Stored data:

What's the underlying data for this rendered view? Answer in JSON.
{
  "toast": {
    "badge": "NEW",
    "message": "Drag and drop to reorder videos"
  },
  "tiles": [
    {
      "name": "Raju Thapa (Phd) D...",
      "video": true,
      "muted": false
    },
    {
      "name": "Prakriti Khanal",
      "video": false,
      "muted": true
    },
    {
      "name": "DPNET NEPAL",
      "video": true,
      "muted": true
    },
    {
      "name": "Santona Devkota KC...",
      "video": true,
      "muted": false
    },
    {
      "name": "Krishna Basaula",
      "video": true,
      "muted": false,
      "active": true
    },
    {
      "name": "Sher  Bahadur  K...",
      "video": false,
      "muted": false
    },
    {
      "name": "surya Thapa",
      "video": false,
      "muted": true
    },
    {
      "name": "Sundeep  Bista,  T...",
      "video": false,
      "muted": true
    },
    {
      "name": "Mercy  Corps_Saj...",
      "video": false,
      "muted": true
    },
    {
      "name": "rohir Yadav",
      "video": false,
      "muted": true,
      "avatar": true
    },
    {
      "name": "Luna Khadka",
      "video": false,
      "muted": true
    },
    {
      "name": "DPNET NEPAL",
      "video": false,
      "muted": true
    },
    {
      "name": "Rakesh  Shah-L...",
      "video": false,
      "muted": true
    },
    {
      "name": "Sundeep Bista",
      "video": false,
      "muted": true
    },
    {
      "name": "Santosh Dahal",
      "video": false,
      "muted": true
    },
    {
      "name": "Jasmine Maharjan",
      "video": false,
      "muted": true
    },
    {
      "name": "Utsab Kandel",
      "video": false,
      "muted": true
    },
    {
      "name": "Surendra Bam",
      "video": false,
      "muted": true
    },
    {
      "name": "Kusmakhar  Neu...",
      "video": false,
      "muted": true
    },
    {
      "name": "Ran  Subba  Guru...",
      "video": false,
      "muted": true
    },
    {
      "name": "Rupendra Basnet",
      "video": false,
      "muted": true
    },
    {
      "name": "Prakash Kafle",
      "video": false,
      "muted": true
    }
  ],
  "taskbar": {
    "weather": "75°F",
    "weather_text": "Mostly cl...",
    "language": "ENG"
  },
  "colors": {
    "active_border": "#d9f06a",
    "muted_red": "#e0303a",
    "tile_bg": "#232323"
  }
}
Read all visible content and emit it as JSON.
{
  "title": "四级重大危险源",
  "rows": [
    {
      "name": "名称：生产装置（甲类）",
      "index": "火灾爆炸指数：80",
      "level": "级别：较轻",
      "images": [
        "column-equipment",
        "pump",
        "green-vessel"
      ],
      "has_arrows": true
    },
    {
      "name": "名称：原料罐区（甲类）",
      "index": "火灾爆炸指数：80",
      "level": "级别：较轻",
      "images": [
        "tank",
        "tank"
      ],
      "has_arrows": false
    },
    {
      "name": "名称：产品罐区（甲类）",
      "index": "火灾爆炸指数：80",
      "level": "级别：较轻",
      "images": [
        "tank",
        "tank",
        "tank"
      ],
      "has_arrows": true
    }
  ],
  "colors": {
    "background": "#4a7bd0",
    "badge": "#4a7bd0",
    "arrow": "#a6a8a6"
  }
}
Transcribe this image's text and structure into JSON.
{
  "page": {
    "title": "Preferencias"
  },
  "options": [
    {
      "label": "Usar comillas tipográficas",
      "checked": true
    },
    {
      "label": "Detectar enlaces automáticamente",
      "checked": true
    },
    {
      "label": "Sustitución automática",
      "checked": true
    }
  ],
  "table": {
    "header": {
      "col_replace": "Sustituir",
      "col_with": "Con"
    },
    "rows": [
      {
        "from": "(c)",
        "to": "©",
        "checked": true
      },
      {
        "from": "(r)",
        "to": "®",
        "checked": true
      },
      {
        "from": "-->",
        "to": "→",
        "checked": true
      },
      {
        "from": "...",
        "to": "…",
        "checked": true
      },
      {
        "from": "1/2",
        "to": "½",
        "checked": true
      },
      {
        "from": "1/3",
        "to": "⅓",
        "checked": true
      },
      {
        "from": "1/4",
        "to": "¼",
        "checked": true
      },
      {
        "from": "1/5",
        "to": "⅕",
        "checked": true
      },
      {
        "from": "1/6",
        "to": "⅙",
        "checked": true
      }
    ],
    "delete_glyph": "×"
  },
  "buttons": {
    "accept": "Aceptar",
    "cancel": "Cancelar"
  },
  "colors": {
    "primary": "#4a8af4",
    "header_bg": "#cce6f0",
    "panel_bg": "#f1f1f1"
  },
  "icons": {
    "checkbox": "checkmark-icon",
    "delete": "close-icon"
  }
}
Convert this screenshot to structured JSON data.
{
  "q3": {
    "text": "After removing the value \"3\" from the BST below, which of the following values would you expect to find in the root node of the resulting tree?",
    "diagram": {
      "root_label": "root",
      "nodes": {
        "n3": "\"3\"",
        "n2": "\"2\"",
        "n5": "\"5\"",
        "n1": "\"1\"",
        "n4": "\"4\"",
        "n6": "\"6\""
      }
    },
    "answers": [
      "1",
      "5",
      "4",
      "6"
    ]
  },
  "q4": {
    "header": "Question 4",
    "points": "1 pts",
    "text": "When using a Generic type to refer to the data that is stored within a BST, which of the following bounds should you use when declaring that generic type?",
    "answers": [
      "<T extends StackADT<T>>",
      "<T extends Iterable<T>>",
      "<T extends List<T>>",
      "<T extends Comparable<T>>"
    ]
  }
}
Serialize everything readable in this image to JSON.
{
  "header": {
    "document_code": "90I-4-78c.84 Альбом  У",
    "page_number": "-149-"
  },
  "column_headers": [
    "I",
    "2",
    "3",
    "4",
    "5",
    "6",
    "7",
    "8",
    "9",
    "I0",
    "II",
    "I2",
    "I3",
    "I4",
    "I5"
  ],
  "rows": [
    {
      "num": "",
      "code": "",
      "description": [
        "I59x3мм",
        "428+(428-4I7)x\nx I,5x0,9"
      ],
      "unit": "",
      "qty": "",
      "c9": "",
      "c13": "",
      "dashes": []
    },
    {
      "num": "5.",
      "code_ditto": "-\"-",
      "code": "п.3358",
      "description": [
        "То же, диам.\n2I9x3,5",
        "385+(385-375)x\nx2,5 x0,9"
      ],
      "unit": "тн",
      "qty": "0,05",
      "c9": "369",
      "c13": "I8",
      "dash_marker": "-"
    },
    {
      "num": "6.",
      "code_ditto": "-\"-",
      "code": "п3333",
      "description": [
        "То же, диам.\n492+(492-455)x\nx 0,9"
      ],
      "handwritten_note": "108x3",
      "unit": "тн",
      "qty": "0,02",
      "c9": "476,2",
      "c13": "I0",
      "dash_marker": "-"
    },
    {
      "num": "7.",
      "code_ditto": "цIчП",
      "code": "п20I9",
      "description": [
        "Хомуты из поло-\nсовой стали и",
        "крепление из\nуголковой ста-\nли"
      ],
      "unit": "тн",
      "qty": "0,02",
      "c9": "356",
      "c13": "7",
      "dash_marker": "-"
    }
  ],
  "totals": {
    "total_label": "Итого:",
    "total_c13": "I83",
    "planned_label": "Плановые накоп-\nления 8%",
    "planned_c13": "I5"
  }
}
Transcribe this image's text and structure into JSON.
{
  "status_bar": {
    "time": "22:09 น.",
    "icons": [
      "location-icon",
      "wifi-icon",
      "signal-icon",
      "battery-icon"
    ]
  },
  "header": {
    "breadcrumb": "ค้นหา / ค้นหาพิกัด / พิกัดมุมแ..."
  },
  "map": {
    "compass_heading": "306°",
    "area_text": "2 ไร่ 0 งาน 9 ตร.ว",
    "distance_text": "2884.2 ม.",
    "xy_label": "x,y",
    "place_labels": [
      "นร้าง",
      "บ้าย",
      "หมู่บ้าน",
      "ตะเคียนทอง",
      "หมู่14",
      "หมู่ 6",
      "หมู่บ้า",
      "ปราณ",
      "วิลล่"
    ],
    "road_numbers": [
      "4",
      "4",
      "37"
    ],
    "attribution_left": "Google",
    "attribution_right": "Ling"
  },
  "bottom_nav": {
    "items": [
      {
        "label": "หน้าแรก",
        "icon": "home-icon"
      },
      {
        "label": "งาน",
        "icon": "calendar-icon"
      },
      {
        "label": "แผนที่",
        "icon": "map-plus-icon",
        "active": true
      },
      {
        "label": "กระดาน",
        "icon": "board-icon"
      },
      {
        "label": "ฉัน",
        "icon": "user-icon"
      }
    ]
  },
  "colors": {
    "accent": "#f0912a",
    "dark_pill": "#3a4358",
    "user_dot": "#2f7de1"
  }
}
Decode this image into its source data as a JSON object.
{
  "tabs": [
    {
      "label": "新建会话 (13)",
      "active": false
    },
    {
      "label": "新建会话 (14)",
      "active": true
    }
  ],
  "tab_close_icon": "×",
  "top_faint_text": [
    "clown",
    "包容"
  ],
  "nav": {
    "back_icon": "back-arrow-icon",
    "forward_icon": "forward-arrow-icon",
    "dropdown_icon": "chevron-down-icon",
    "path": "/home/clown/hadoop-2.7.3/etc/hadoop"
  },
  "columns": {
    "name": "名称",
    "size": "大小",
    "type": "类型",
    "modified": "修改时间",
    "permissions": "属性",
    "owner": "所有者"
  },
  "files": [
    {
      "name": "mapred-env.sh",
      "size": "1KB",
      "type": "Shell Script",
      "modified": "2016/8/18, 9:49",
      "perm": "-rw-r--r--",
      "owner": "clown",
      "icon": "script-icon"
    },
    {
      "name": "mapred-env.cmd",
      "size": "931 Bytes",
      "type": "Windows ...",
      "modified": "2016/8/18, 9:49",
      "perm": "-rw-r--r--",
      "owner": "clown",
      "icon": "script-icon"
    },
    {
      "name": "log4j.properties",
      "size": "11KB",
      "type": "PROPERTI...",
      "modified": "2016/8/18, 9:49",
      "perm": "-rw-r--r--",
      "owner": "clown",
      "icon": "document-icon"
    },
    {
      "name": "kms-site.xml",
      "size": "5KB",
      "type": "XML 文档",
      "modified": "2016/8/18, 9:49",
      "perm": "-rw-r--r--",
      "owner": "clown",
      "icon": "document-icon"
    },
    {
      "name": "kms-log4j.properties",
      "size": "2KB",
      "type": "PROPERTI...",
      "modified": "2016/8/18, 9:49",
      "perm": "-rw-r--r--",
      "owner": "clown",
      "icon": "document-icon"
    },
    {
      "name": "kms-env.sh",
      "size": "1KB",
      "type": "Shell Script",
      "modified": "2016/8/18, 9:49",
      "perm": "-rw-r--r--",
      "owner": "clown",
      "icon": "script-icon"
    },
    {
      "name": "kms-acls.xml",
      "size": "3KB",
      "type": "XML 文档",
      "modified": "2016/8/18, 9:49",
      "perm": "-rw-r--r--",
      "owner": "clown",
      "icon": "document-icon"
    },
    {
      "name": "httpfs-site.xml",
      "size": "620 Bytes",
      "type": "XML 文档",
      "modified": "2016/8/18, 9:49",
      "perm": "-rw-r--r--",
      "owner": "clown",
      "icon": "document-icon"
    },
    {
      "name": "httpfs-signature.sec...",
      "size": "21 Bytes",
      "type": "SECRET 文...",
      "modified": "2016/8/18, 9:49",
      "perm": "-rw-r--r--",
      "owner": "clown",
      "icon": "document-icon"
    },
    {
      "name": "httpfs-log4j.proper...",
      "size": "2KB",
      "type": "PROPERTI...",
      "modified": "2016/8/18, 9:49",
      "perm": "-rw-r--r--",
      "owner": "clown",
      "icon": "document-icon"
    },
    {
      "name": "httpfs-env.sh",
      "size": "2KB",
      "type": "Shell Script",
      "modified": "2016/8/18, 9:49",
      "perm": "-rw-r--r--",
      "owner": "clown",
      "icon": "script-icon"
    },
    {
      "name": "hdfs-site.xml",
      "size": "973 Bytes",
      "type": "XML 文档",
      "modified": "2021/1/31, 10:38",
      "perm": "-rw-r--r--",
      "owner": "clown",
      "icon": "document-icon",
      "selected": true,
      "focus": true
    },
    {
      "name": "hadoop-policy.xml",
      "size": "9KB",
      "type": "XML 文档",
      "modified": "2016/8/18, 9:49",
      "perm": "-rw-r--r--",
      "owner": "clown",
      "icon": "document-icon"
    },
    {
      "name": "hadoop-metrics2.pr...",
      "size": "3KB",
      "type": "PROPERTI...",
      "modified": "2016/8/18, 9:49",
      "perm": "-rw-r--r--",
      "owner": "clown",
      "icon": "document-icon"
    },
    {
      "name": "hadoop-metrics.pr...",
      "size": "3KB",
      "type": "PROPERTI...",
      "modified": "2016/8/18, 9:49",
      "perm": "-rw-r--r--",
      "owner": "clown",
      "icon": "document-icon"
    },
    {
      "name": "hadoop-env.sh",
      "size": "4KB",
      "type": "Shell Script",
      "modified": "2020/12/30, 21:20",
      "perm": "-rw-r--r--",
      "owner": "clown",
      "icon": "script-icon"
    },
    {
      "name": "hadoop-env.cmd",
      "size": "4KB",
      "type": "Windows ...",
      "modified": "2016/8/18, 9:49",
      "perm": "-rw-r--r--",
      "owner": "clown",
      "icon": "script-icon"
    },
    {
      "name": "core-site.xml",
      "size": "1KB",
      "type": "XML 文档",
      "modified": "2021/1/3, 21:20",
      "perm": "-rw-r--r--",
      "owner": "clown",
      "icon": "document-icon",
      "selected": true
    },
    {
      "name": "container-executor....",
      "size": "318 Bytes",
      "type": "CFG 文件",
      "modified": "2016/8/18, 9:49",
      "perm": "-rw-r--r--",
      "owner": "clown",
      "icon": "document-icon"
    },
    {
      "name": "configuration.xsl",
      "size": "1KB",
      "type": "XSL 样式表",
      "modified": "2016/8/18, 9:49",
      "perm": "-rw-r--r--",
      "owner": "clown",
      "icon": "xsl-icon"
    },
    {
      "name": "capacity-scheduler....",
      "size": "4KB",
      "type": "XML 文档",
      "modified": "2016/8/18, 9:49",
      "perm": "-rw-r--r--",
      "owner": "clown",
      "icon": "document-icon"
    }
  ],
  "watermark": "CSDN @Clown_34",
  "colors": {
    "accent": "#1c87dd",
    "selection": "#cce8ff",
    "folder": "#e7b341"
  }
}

To do: Pull every line containing "mapred" from the data.

Response to the task:
      "name": "mapred-env.sh",
      "name": "mapred-env.cmd",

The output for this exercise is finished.